*EXERCISE DETAILS*:
Copy out all of the material exactly.

*DATA PROVIDED*:
-*-
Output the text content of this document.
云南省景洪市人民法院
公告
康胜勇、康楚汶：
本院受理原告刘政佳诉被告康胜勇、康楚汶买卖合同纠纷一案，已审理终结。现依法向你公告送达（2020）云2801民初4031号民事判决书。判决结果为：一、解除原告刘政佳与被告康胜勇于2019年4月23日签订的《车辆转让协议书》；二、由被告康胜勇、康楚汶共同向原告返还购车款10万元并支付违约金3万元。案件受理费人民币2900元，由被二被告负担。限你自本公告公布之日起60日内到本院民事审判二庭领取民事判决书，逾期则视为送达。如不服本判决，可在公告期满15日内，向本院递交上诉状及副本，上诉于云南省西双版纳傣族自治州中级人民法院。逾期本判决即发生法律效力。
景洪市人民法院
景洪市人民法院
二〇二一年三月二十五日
-*-
*REPLY*:
Output the text content of this document.
云南省景洪市人民法院
公告
康胜勇、康楚汶：
本院受理原告刘政佳诉被告康胜勇、康楚汶买卖合同纠纷一案，已审理终结。现依法向你公告送达（2020）云2801民初4031号民事判决书。判决结果为：一、解除原告刘政佳与被告康胜勇于2019年4月23日签订的《车辆转让协议书》；二、由被告康胜勇、康楚汶共同向原告返还购车款10万元并支付违约金3万元。案件受理费人民币2900元，由被二被告负担。限你自本公告公布之日起60日内到本院民事审判二庭领取民事判决书，逾期则视为送达。如不服本判决，可在公告期满15日内，向本院递交上诉状及副本，上诉于云南省西双版纳傣族自治州中级人民法院。逾期本判决即发生法律效力。
景洪市人民法院
景洪市人民法院
二〇二一年三月二十五日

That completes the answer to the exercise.